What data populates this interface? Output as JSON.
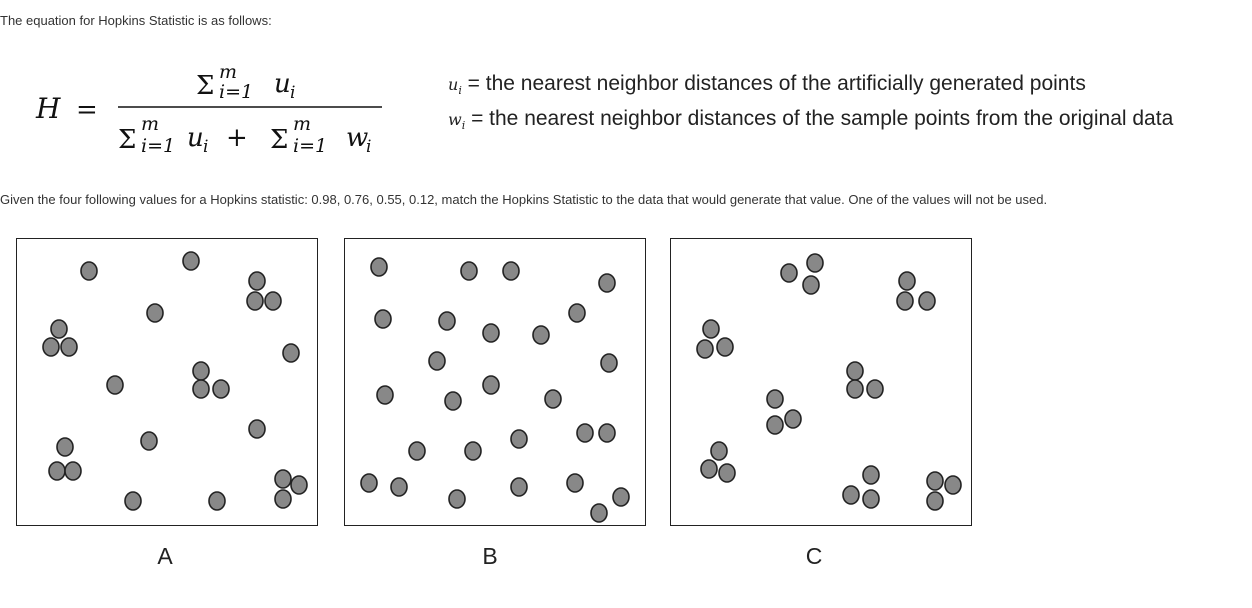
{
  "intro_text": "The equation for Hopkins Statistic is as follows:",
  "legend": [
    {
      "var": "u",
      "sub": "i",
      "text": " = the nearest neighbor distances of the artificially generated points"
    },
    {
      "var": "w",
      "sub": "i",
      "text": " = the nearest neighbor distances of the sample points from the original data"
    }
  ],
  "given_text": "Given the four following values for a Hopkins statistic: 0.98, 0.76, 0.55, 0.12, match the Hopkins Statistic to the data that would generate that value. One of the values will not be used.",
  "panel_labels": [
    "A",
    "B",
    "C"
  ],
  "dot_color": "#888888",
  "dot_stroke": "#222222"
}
* * *
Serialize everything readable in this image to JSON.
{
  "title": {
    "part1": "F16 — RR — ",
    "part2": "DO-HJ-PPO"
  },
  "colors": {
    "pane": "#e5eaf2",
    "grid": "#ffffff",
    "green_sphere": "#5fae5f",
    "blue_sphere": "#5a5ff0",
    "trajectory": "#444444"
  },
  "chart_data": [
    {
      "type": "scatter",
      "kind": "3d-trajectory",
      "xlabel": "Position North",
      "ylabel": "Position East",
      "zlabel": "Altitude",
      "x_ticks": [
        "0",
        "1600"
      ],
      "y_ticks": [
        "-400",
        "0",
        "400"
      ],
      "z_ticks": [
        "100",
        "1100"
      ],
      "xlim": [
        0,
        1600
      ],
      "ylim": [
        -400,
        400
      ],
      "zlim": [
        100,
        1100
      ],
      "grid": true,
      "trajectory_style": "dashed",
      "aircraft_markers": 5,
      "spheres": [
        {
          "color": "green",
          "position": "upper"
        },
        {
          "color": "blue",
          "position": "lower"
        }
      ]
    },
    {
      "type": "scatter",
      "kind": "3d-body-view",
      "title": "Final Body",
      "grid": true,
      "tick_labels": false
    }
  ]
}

> [WHAT IS BEING ASKED] Find every line that holds "distances" and copy it.

> [EXERCISE RESULT]
      "text": " = the nearest neighbor distances of the artificially generated points"
      "text": " = the nearest neighbor distances of the sample points from the original data"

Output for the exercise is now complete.